PROBLEM TO SOLVE: Count the lines below that contain the word "жизнедеятельности", and reply with that number alone.

PROVIDED INFORMATION:
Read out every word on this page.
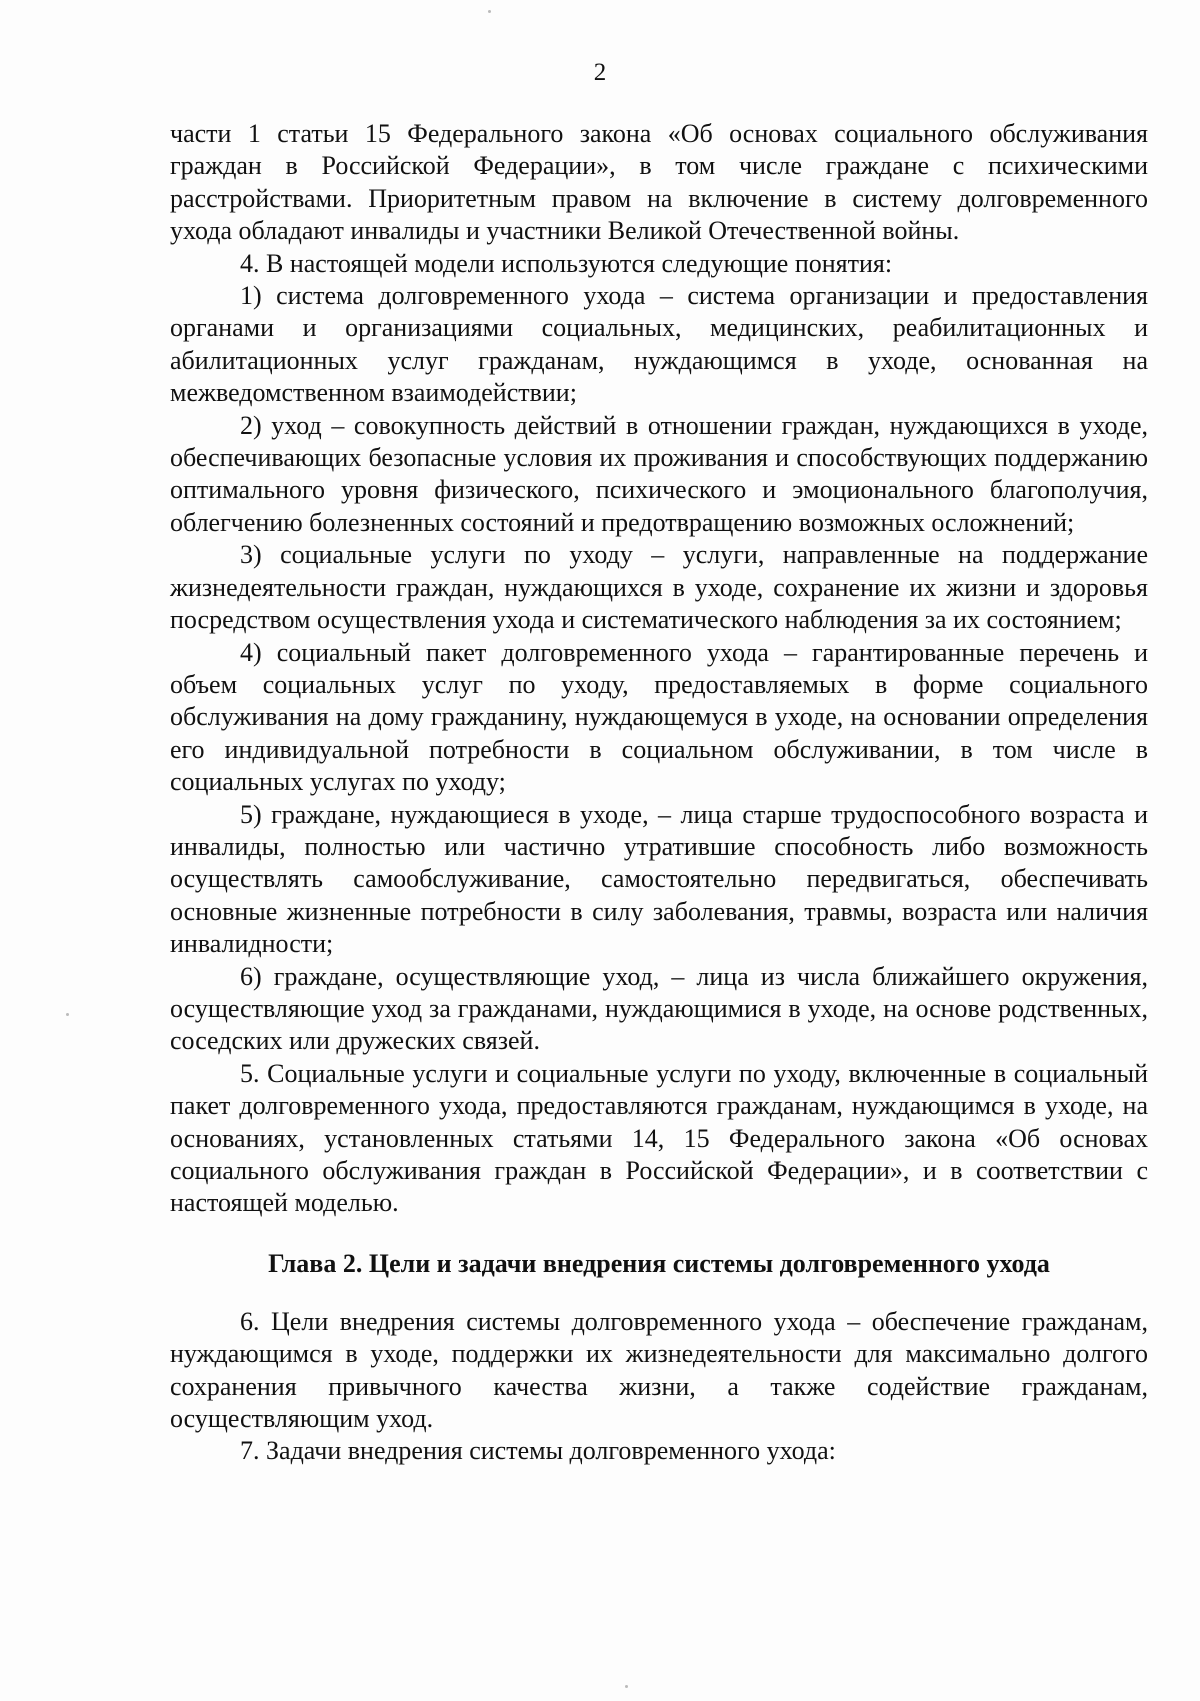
2

части 1 статьи 15 Федерального закона «Об основах социального обслуживания граждан в Российской Федерации», в том числе граждане с психическими расстройствами. Приоритетным правом на включение в систему долговременного ухода обладают инвалиды и участники Великой Отечественной войны.

4. В настоящей модели используются следующие понятия:

1) система долговременного ухода – система организации и предоставления органами и организациями социальных, медицинских, реабилитационных и абилитационных услуг гражданам, нуждающимся в уходе, основанная на межведомственном взаимодействии;

2) уход – совокупность действий в отношении граждан, нуждающихся в уходе, обеспечивающих безопасные условия их проживания и способствующих поддержанию оптимального уровня физического, психического и эмоционального благополучия, облегчению болезненных состояний и предотвращению возможных осложнений;

3) социальные услуги по уходу – услуги, направленные на поддержание жизнедеятельности граждан, нуждающихся в уходе, сохранение их жизни и здоровья посредством осуществления ухода и систематического наблюдения за их состоянием;

4) социальный пакет долговременного ухода – гарантированные перечень и объем социальных услуг по уходу, предоставляемых в форме социального обслуживания на дому гражданину, нуждающемуся в уходе, на основании определения его индивидуальной потребности в социальном обслуживании, в том числе в социальных услугах по уходу;

5) граждане, нуждающиеся в уходе, – лица старше трудоспособного возраста и инвалиды, полностью или частично утратившие способность либо возможность осуществлять самообслуживание, самостоятельно передвигаться, обеспечивать основные жизненные потребности в силу заболевания, травмы, возраста или наличия инвалидности;

6) граждане, осуществляющие уход, – лица из числа ближайшего окружения, осуществляющие уход за гражданами, нуждающимися в уходе, на основе родственных, соседских или дружеских связей.

5. Социальные услуги и социальные услуги по уходу, включенные в социальный пакет долговременного ухода, предоставляются гражданам, нуждающимся в уходе, на основаниях, установленных статьями 14, 15 Федерального закона «Об основах социального обслуживания граждан в Российской Федерации», и в соответствии с настоящей моделью.

Глава 2. Цели и задачи внедрения системы долговременного ухода

6. Цели внедрения системы долговременного ухода – обеспечение гражданам, нуждающимся в уходе, поддержки их жизнедеятельности для максимально долгого сохранения привычного качества жизни, а также содействие гражданам, осуществляющим уход.

7. Задачи внедрения системы долговременного ухода:
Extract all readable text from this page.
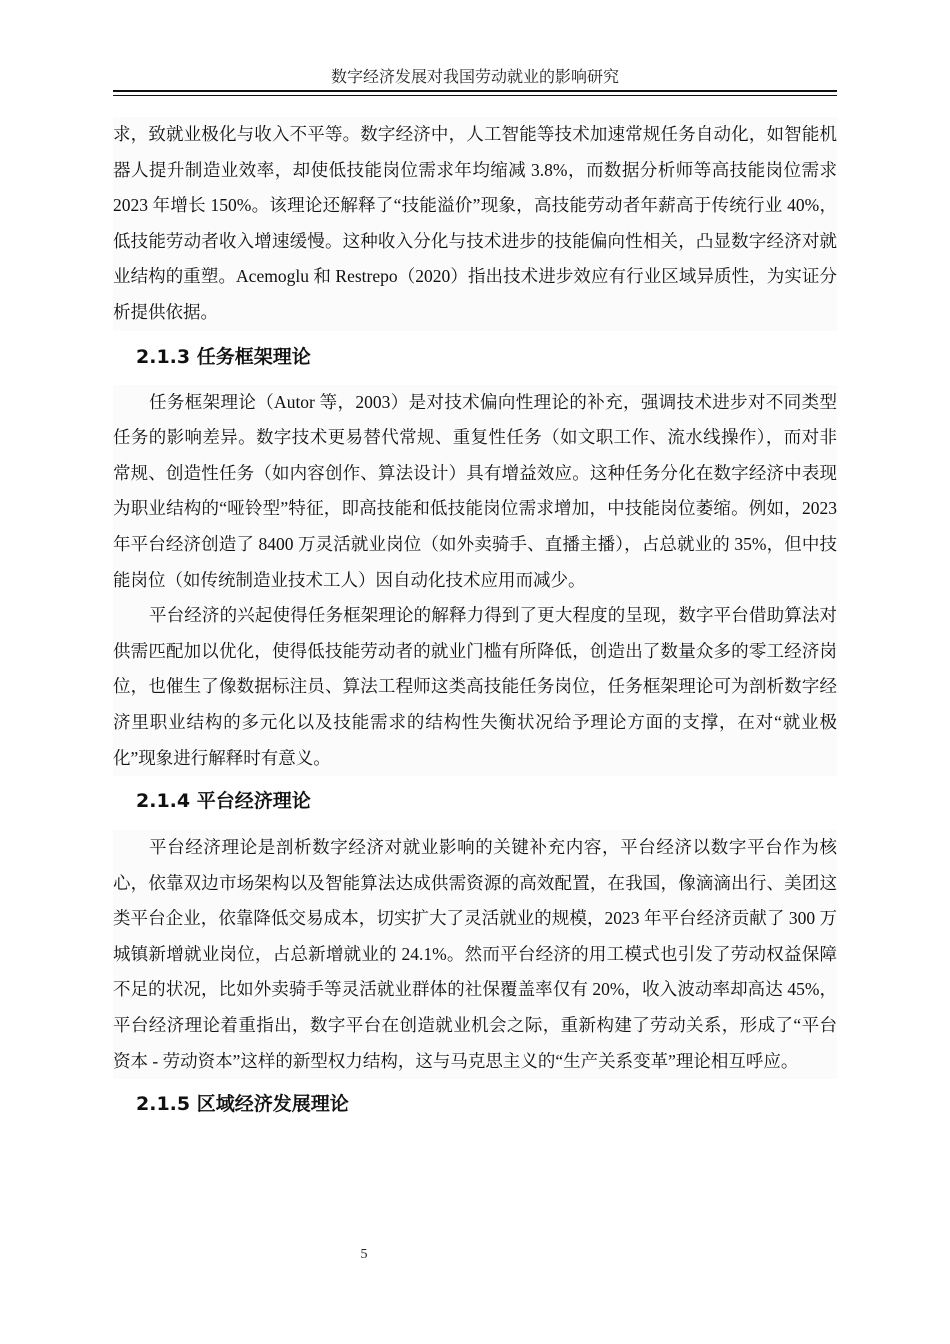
数字经济发展对我国劳动就业的影响研究

求，致就业极化与收入不平等。数字经济中，人工智能等技术加速常规任务自动化，如智能机器人提升制造业效率，却使低技能岗位需求年均缩减 3.8%，而数据分析师等高技能岗位需求 2023 年增长 150%。该理论还解释了“技能溢价”现象，高技能劳动者年薪高于传统行业 40%，低技能劳动者收入增速缓慢。这种收入分化与技术进步的技能偏向性相关，凸显数字经济对就业结构的重塑。Acemoglu 和 Restrepo（2020）指出技术进步效应有行业区域异质性，为实证分析提供依据。

2.1.3 任务框架理论

任务框架理论（Autor 等，2003）是对技术偏向性理论的补充，强调技术进步对不同类型任务的影响差异。数字技术更易替代常规、重复性任务（如文职工作、流水线操作），而对非常规、创造性任务（如内容创作、算法设计）具有增益效应。这种任务分化在数字经济中表现为职业结构的“哑铃型”特征，即高技能和低技能岗位需求增加，中技能岗位萎缩。例如，2023 年平台经济创造了 8400 万灵活就业岗位（如外卖骑手、直播主播），占总就业的 35%，但中技能岗位（如传统制造业技术工人）因自动化技术应用而减少。

平台经济的兴起使得任务框架理论的解释力得到了更大程度的呈现，数字平台借助算法对供需匹配加以优化，使得低技能劳动者的就业门槛有所降低，创造出了数量众多的零工经济岗位，也催生了像数据标注员、算法工程师这类高技能任务岗位，任务框架理论可为剖析数字经济里职业结构的多元化以及技能需求的结构性失衡状况给予理论方面的支撑，在对“就业极化”现象进行解释时有意义。

2.1.4 平台经济理论

平台经济理论是剖析数字经济对就业影响的关键补充内容，平台经济以数字平台作为核心，依靠双边市场架构以及智能算法达成供需资源的高效配置，在我国，像滴滴出行、美团这类平台企业，依靠降低交易成本，切实扩大了灵活就业的规模，2023 年平台经济贡献了 300 万城镇新增就业岗位，占总新增就业的 24.1%。然而平台经济的用工模式也引发了劳动权益保障不足的状况，比如外卖骑手等灵活就业群体的社保覆盖率仅有 20%，收入波动率却高达 45%，平台经济理论着重指出，数字平台在创造就业机会之际，重新构建了劳动关系，形成了“平台资本 - 劳动资本”这样的新型权力结构，这与马克思主义的“生产关系变革”理论相互呼应。

2.1.5 区域经济发展理论
5
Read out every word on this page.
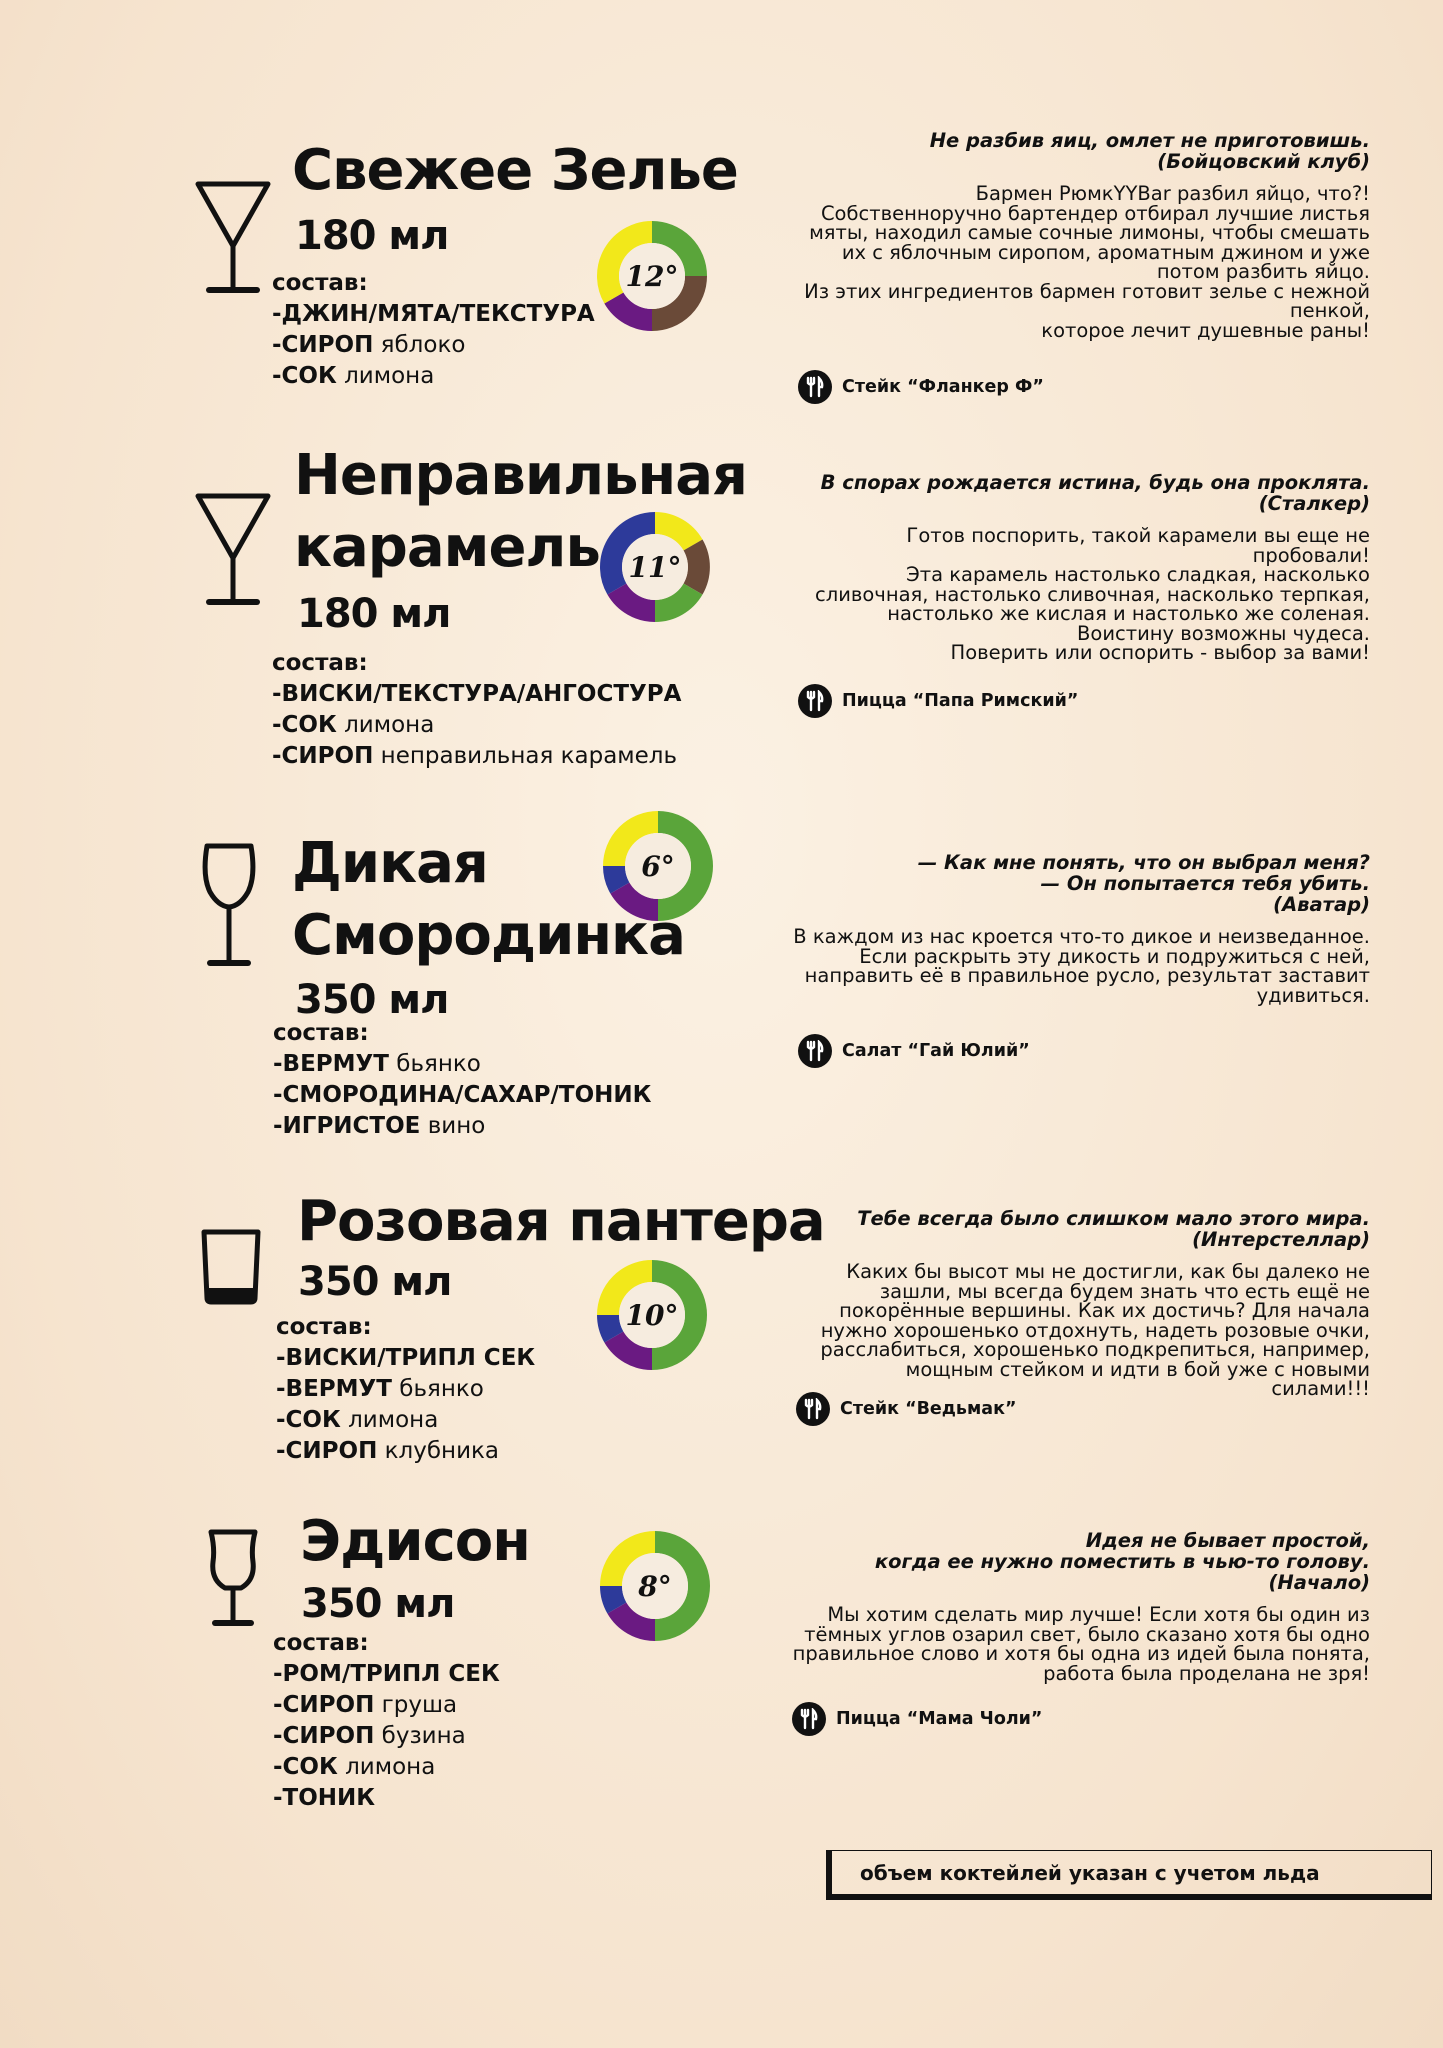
Свежее Зелье
180 мл
состав:
-ДЖИН/МЯТА/ТЕКСТУРА
-СИРОП яблоко
-СОК лимона
12°
Не разбив яиц, омлет не приготовишь.
(Бойцовский клуб)
Бармен РюмкYYBar разбил яйцо, что?!
Собственноручно бартендер отбирал лучшие листья
мяты, находил самые сочные лимоны, чтобы смешать
их с яблочным сиропом, ароматным джином и уже
потом разбить яйцо.
Из этих ингредиентов бармен готовит зелье с нежной
пенкой,
которое лечит душевные раны!
Стейк “Фланкер Ф”
Неправильная
карамель
180 мл
состав:
-ВИСКИ/ТЕКСТУРА/АНГОСТУРА
-СОК лимона
-СИРОП неправильная карамель
11°
В спорах рождается истина, будь она проклята.
(Сталкер)
Готов поспорить, такой карамели вы еще не
пробовали!
Эта карамель настолько сладкая, насколько
сливочная, настолько сливочная, насколько терпкая,
настолько же кислая и настолько же соленая.
Воистину возможны чудеса.
Поверить или оспорить - выбор за вами!
Пицца “Папа Римский”
Дикая
Смородинка
350 мл
состав:
-ВЕРМУТ бьянко
-СМОРОДИНА/САХАР/ТОНИК
-ИГРИСТОЕ вино
6°	— Как мне понять, что он выбрал меня?
— Он попытается тебя убить.
(Аватар)
В каждом из нас кроется что-то дикое и неизведанное.
Если раскрыть эту дикость и подружиться с ней,
направить её в правильное русло, результат заставит
удивиться.
Салат “Гай Юлий”
Розовая пантера
350 мл
состав:
-ВИСКИ/ТРИПЛ СЕК
-ВЕРМУТ бьянко
-СОК лимона
-СИРОП клубника
10°
Тебе всегда было слишком мало этого мира.
(Интерстеллар)
Каких бы высот мы не достигли, как бы далеко не
зашли, мы всегда будем знать что есть ещё не
покорённые вершины. Как их достичь? Для начала
нужно хорошенько отдохнуть, надеть розовые очки,
расслабиться, хорошенько подкрепиться, например,
мощным стейком и идти в бой уже с новыми
силами!!!
Стейк “Ведьмак”
Эдисон
350 мл
состав:
-РОМ/ТРИПЛ СЕК
-СИРОП груша
-СИРОП бузина
-СОК лимона
-ТОНИК
8°
Идея не бывает простой,
когда ее нужно поместить в чью-то голову.
(Начало)
Мы хотим сделать мир лучше! Если хотя бы один из
тёмных углов озарил свет, было сказано хотя бы одно
правильное слово и хотя бы одна из идей была понята,
работа была проделана не зря!
Пицца “Мама Чоли”
объем коктейлей указан с учетом льда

WORKED ANSWER: 2